**Given task**
Each line of the material below that holds the word "JSON" needs to be copied.

**Input material**
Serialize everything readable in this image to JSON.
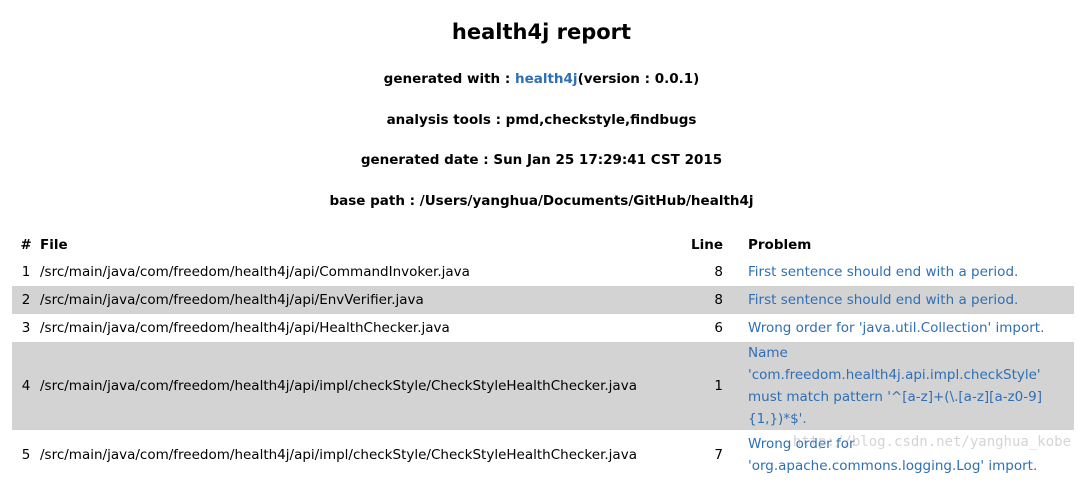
{
  "title": "health4j report",
  "meta": {
    "generated_with_label": "generated with : ",
    "generated_with_link": "health4j",
    "generated_with_version": "(version : 0.0.1)",
    "analysis_tools": "analysis tools : pmd,checkstyle,findbugs",
    "generated_date": "generated date : Sun Jan 25 17:29:41 CST 2015",
    "base_path": "base path : /Users/yanghua/Documents/GitHub/health4j"
  },
  "table": {
    "headers": {
      "num": "#",
      "file": "File",
      "line": "Line",
      "problem": "Problem"
    },
    "rows": [
      {
        "num": "1",
        "file": "/src/main/java/com/freedom/health4j/api/CommandInvoker.java",
        "line": "8",
        "problem": "First sentence should end with a period."
      },
      {
        "num": "2",
        "file": "/src/main/java/com/freedom/health4j/api/EnvVerifier.java",
        "line": "8",
        "problem": "First sentence should end with a period."
      },
      {
        "num": "3",
        "file": "/src/main/java/com/freedom/health4j/api/HealthChecker.java",
        "line": "6",
        "problem": "Wrong order for 'java.util.Collection' import."
      },
      {
        "num": "4",
        "file": "/src/main/java/com/freedom/health4j/api/impl/checkStyle/CheckStyleHealthChecker.java",
        "line": "1",
        "problem": "Name 'com.freedom.health4j.api.impl.checkStyle' must match pattern '^[a-z]+(\\.[a-z][a-z0-9]{1,})*$'."
      },
      {
        "num": "5",
        "file": "/src/main/java/com/freedom/health4j/api/impl/checkStyle/CheckStyleHealthChecker.java",
        "line": "7",
        "problem": "Wrong order for 'org.apache.commons.logging.Log' import."
      }
    ]
  },
  "watermark": "http://blog.csdn.net/yanghua_kobe",
  "colors": {
    "link": "#2f6fb5",
    "stripe": "#d3d3d3"
  }
}
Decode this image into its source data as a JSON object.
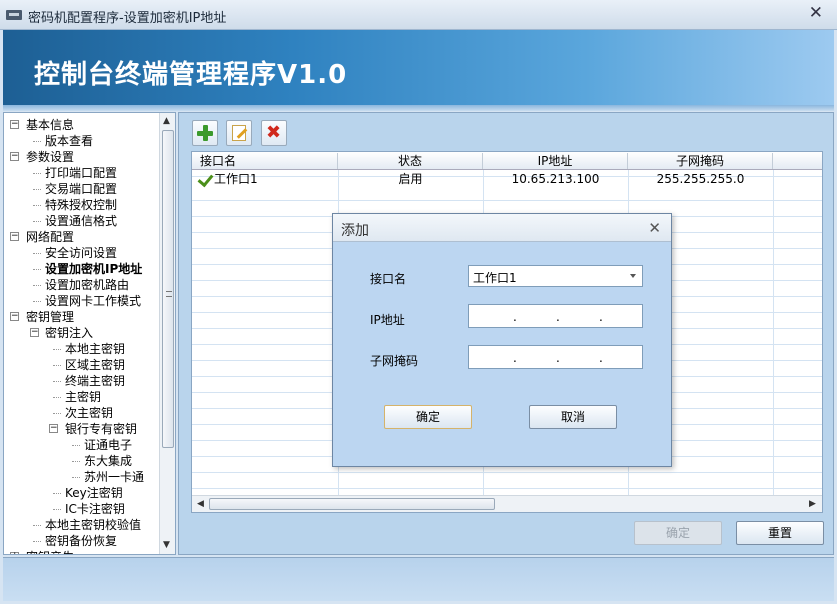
{
  "window": {
    "title": "密码机配置程序-设置加密机IP地址",
    "close_glyph": "✕"
  },
  "banner": {
    "heading": "控制台终端管理程序V1.0"
  },
  "tree": {
    "nodes": [
      {
        "label": "基本信息",
        "level": 0,
        "toggle": "−"
      },
      {
        "label": "版本查看",
        "level": 1
      },
      {
        "label": "参数设置",
        "level": 0,
        "toggle": "−"
      },
      {
        "label": "打印端口配置",
        "level": 1
      },
      {
        "label": "交易端口配置",
        "level": 1
      },
      {
        "label": "特殊授权控制",
        "level": 1
      },
      {
        "label": "设置通信格式",
        "level": 1
      },
      {
        "label": "网络配置",
        "level": 0,
        "toggle": "−"
      },
      {
        "label": "安全访问设置",
        "level": 1
      },
      {
        "label": "设置加密机IP地址",
        "level": 1,
        "selected": true
      },
      {
        "label": "设置加密机路由",
        "level": 1
      },
      {
        "label": "设置网卡工作模式",
        "level": 1
      },
      {
        "label": "密钥管理",
        "level": 0,
        "toggle": "−"
      },
      {
        "label": "密钥注入",
        "level": 1,
        "toggle": "−"
      },
      {
        "label": "本地主密钥",
        "level": 2
      },
      {
        "label": "区域主密钥",
        "level": 2
      },
      {
        "label": "终端主密钥",
        "level": 2
      },
      {
        "label": "主密钥",
        "level": 2
      },
      {
        "label": "次主密钥",
        "level": 2
      },
      {
        "label": "银行专有密钥",
        "level": 2,
        "toggle": "−"
      },
      {
        "label": "证通电子",
        "level": 3
      },
      {
        "label": "东大集成",
        "level": 3
      },
      {
        "label": "苏州一卡通",
        "level": 3
      },
      {
        "label": "Key注密钥",
        "level": 2
      },
      {
        "label": "IC卡注密钥",
        "level": 2
      },
      {
        "label": "本地主密钥校验值",
        "level": 1
      },
      {
        "label": "密钥备份恢复",
        "level": 1
      },
      {
        "label": "密钥产生",
        "level": 0,
        "toggle": "+"
      }
    ]
  },
  "table": {
    "columns": [
      "接口名",
      "状态",
      "IP地址",
      "子网掩码"
    ],
    "rows": [
      {
        "name": "工作口1",
        "status": "启用",
        "ip": "10.65.213.100",
        "mask": "255.255.255.0"
      }
    ]
  },
  "footer": {
    "confirm_label": "确定",
    "reset_label": "重置"
  },
  "dialog": {
    "title": "添加",
    "close_glyph": "✕",
    "interface_label": "接口名",
    "interface_value": "工作口1",
    "ip_label": "IP地址",
    "mask_label": "子网掩码",
    "confirm_label": "确定",
    "cancel_label": "取消"
  },
  "colors": {
    "accent": "#2f82c0",
    "panel": "#b9d4ec",
    "dialog": "#bcd6f1",
    "check": "#4b8f1a",
    "delete": "#d0281c",
    "add": "#3c9a2c"
  }
}
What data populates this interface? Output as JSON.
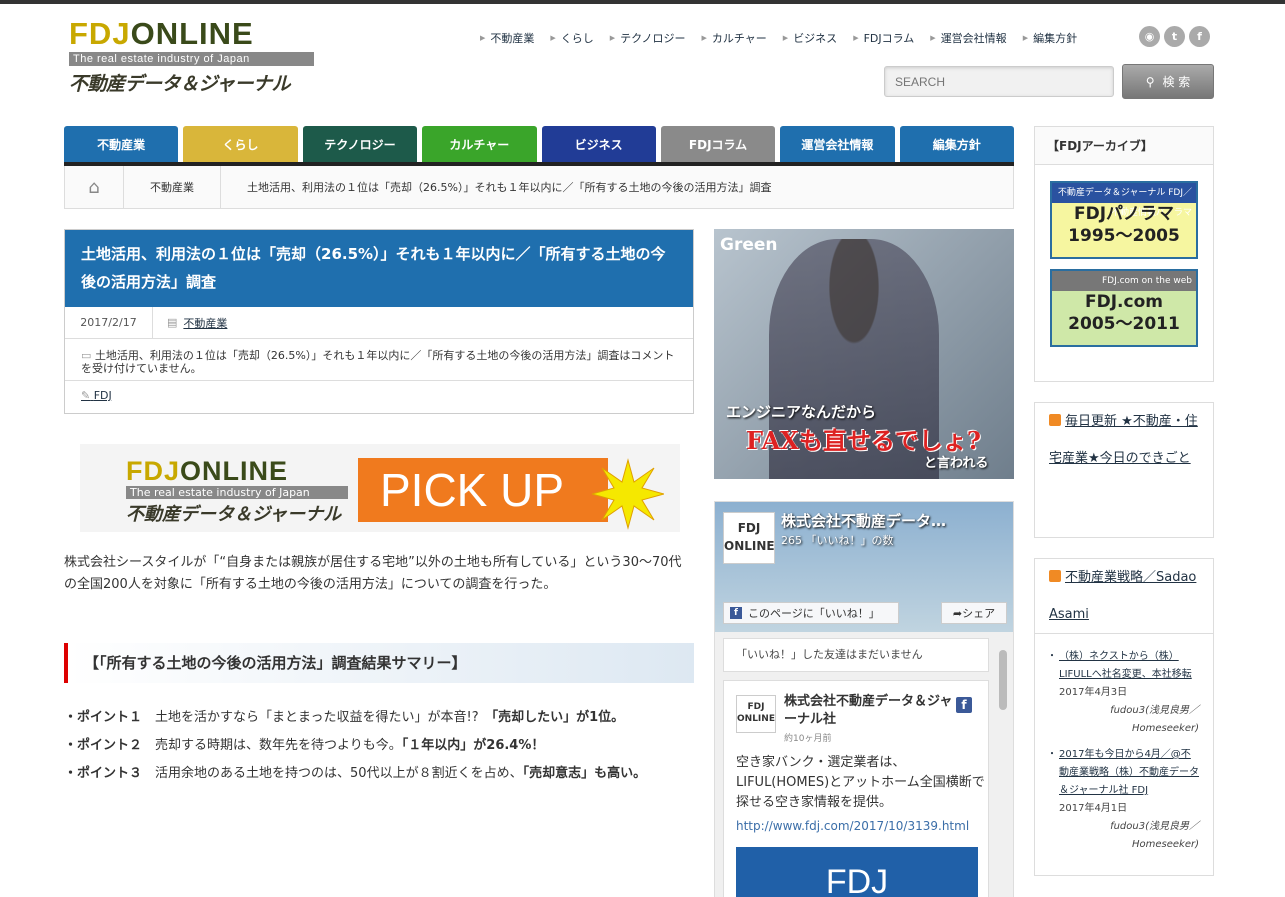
{
  "header": {
    "logo_fdj": "FDJ",
    "logo_online": "ONLINE",
    "logo_tagline": "The real estate industry of Japan",
    "logo_subtitle": "不動産データ＆ジャーナル",
    "top_links": [
      "不動産業",
      "くらし",
      "テクノロジー",
      "カルチャー",
      "ビジネス",
      "FDJコラム",
      "運営会社情報",
      "編集方針"
    ],
    "social": [
      "rss-icon",
      "twitter-icon",
      "facebook-icon"
    ],
    "search_placeholder": "SEARCH",
    "search_button": "検 索"
  },
  "mainnav": [
    {
      "label": "不動産業",
      "color": "#1f6fae"
    },
    {
      "label": "くらし",
      "color": "#d9b63a"
    },
    {
      "label": "テクノロジー",
      "color": "#1d5a4a"
    },
    {
      "label": "カルチャー",
      "color": "#3aa52a"
    },
    {
      "label": "ビジネス",
      "color": "#213c96"
    },
    {
      "label": "FDJコラム",
      "color": "#8a8a8a"
    },
    {
      "label": "運営会社情報",
      "color": "#1f6fae"
    },
    {
      "label": "編集方針",
      "color": "#1f6fae"
    }
  ],
  "breadcrumb": {
    "category": "不動産業",
    "current": "土地活用、利用法の１位は「売却（26.5%）」それも１年以内に／「所有する土地の今後の活用方法」調査"
  },
  "article": {
    "title": "土地活用、利用法の１位は「売却（26.5%）」それも１年以内に／「所有する土地の今後の活用方法」調査",
    "date": "2017/2/17",
    "category": "不動産業",
    "comment_note": "土地活用、利用法の１位は「売却（26.5%）」それも１年以内に／「所有する土地の今後の活用方法」調査はコメントを受け付けていません。",
    "author": "FDJ",
    "pickup_label": "PICK UP",
    "intro": "株式会社シースタイルが「“自身または親族が居住する宅地”以外の土地も所有している」という30〜70代の全国200人を対象に「所有する土地の今後の活用方法」についての調査を行った。",
    "summary_heading": "【「所有する土地の今後の活用方法」調査結果サマリー】",
    "points": [
      {
        "label": "・ポイント１",
        "text": "土地を活かすなら「まとまった収益を得たい」が本音!?",
        "highlight": "「売却したい」が1位。"
      },
      {
        "label": "・ポイント２",
        "text": "売却する時期は、数年先を待つよりも今。",
        "highlight": "「１年以内」が26.4%！"
      },
      {
        "label": "・ポイント３",
        "text": "活用余地のある土地を持つのは、50代以上が８割近くを占め、",
        "highlight": "「売却意志」も高い。"
      }
    ]
  },
  "ad": {
    "brand": "Green",
    "line1": "エンジニアなんだから",
    "line2": "FAXも直せるでしょ?",
    "line3": "と言われる"
  },
  "facebook": {
    "logo_line1": "FDJ",
    "logo_line2": "ONLINE",
    "page_name": "株式会社不動産データ…",
    "likes": "265 「いいね！」の数",
    "like_button": "このページに「いいね！」",
    "share_button": "シェア",
    "friends_note": "「いいね！」した友達はまだいません",
    "post_author": "株式会社不動産データ＆ジャーナル社",
    "post_time": "約10ヶ月前",
    "post_text": "空き家バンク・選定業者は、LIFUL(HOMES)とアットホーム全国横断で探せる空き家情報を提供。",
    "post_url": "http://www.fdj.com/2017/10/3139.html",
    "post_image_text": "FDJ"
  },
  "sidebar": {
    "archive_title": "【FDJアーカイブ】",
    "banner1_top": "不動産データ＆ジャーナル FDJ／不動産情報パノラマ",
    "banner1_line1": "FDJパノラマ",
    "banner1_line2": "1995〜2005",
    "banner2_top": "FDJ.com on the web",
    "banner2_line1": "FDJ.com",
    "banner2_line2": "2005〜2011",
    "feed1_title": "毎日更新 ★不動産・住宅産業★今日のできごと",
    "feed2_title": "不動産業戦略／Sadao Asami",
    "feed2_items": [
      {
        "title": "（株）ネクストから（株）LIFULLへ社名変更、本社移転",
        "date": "2017年4月3日",
        "author": "fudou3(浅見良男／Homeseeker)"
      },
      {
        "title": "2017年も今日から4月／@不動産業戦略（株）不動産データ＆ジャーナル社 FDJ",
        "date": "2017年4月1日",
        "author": "fudou3(浅見良男／Homeseeker)"
      }
    ]
  }
}
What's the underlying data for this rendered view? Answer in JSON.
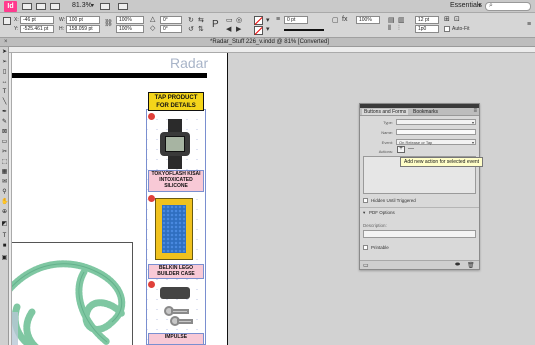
{
  "app": {
    "badge": "Id",
    "zoom": "81.3%",
    "workspace": "Essentials",
    "search_glyph": "⌕",
    "caret": "▾"
  },
  "control_bar": {
    "x_label": "X:",
    "x_value": "-46 pt",
    "y_label": "Y:",
    "y_value": "-525.461 pt",
    "w_label": "W:",
    "w_value": "100 pt",
    "h_label": "H:",
    "h_value": "158.059 pt",
    "pct_a": "100%",
    "pct_b": "100%",
    "angle_a": "0°",
    "angle_b": "0°",
    "stroke_weight": "0 pt",
    "opacity": "100%",
    "inset": "12 pt",
    "inset_b": "1p0",
    "auto_fit": "Auto-Fit"
  },
  "doc": {
    "tab_title": "*Radar_Stuff 226_v.indd @ 81% [Converted]",
    "close_glyph": "×"
  },
  "page": {
    "masthead": "Radar",
    "tap_banner_line1": "TAP PRODUCT",
    "tap_banner_line2": "FOR DETAILS",
    "product1": "TOKYOFLASH KISAI INTOXICATED SILICONE",
    "product2": "BELKIN LEGO BUILDER CASE",
    "product3": "IMPULSE"
  },
  "panel": {
    "tab_active": "Buttons and Forms",
    "tab_other": "Bookmarks",
    "menu_glyph": "≡",
    "type_label": "Type:",
    "name_label": "Name:",
    "event_label": "Event:",
    "event_value": "On Release or Tap",
    "actions_label": "Actions:",
    "plus_glyph": "+",
    "minus_glyph": "—",
    "tooltip": "Add new action for selected event",
    "hidden_label": "Hidden Until Triggered",
    "pdf_options": "PDF Options",
    "description_label": "Description:",
    "printable_label": "Printable"
  }
}
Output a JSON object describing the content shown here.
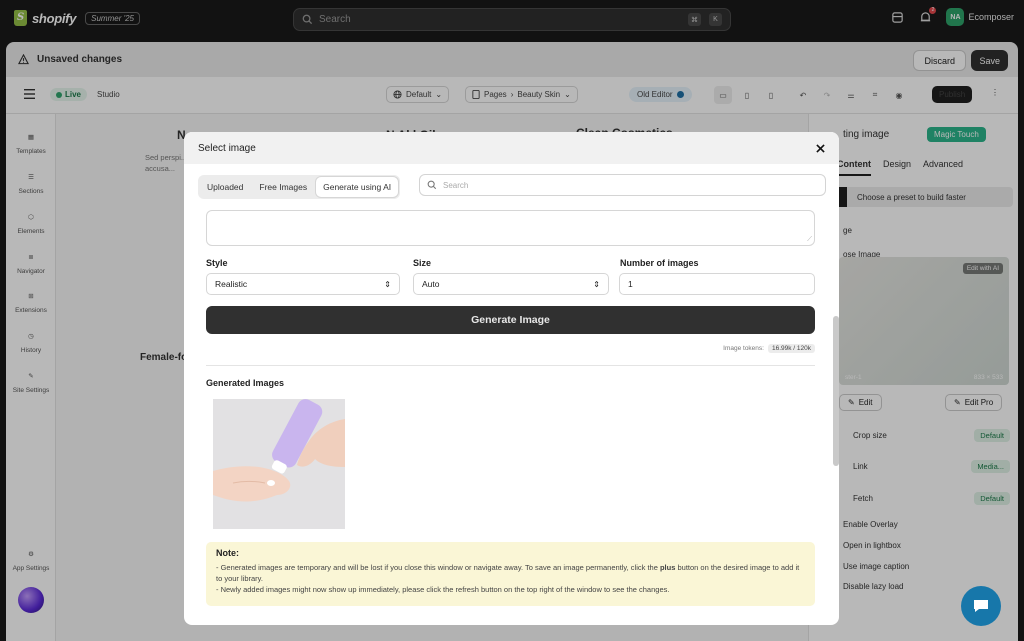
{
  "topbar": {
    "brand": "shopify",
    "edition_badge": "Summer '25",
    "search_placeholder": "Search",
    "shortcut_keys": [
      "⌘",
      "K"
    ],
    "notification_count": "2",
    "avatar_initials": "NA",
    "store_name": "Ecomposer"
  },
  "unsaved_bar": {
    "title": "Unsaved changes",
    "discard_label": "Discard",
    "save_label": "Save"
  },
  "editor_toolbar": {
    "status_label": "Live",
    "studio_label": "Studio",
    "locale_label": "Default",
    "pages_label": "Pages",
    "page_name": "Beauty Skin",
    "old_editor_label": "Old Editor",
    "publish_label": "Publish"
  },
  "left_sidebar": {
    "items": [
      {
        "label": "Templates",
        "icon": "templates-icon"
      },
      {
        "label": "Sections",
        "icon": "sections-icon"
      },
      {
        "label": "Elements",
        "icon": "elements-icon"
      },
      {
        "label": "Navigator",
        "icon": "navigator-icon"
      },
      {
        "label": "Extensions",
        "icon": "extensions-icon"
      },
      {
        "label": "History",
        "icon": "history-icon"
      },
      {
        "label": "Site Settings",
        "icon": "site-settings-icon"
      }
    ],
    "app_settings_label": "App Settings"
  },
  "canvas": {
    "headings": [
      "N",
      "N   Al   l Oil",
      "Clean Cosmetics"
    ],
    "subtext": "Sed perspi... accusa...",
    "item_label": "Female-fo"
  },
  "right_panel": {
    "title": "ting image",
    "magic_label": "Magic Touch",
    "tabs": [
      "Content",
      "Design",
      "Advanced"
    ],
    "active_tab": "Content",
    "preset_label": "Choose a preset to build faster",
    "section_label": "ge",
    "choose_image_label": "ose Image",
    "edit_ai_label": "Edit with AI",
    "image_caption_left": "ster-1",
    "image_caption_right": "833 × 533",
    "edit_label": "Edit",
    "edit_pro_label": "Edit Pro",
    "rows": [
      {
        "label": "Crop size",
        "value": "Default"
      },
      {
        "label": "Link",
        "value": "Media..."
      },
      {
        "label": "Fetch",
        "value": "Default"
      }
    ],
    "toggles": [
      "Enable Overlay",
      "Open in lightbox",
      "Use image caption",
      "Disable lazy load"
    ]
  },
  "modal": {
    "title": "Select image",
    "tabs": [
      "Uploaded",
      "Free Images",
      "Generate using AI"
    ],
    "active_tab": "Generate using AI",
    "search_placeholder": "Search",
    "style_label": "Style",
    "style_value": "Realistic",
    "size_label": "Size",
    "size_value": "Auto",
    "count_label": "Number of images",
    "count_value": "1",
    "generate_label": "Generate Image",
    "tokens_label": "Image tokens:",
    "tokens_value": "16.99k / 120k",
    "generated_title": "Generated Images",
    "note_title": "Note:",
    "note_line1_a": "- Generated images are temporary and will be lost if you close this window or navigate away. To save an image permanently, click the ",
    "note_line1_bold": "plus",
    "note_line1_b": " button on the desired image to add it to your library.",
    "note_line2": "- Newly added images might now show up immediately, please click the refresh button on the top right of the window to see the changes."
  },
  "colors": {
    "dark": "#1a1a1a",
    "accent_green": "#2bb58b",
    "chat_blue": "#1777aa",
    "note_bg": "#faf6d6"
  }
}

**Complete answer**
Serialize everything readable in this image to JSON.
Decode this image into its source data as a JSON object.
What data populates this interface? Output as JSON.
What's the underlying data for this rendered view? Answer in JSON.
Output a JSON object describing the content shown here.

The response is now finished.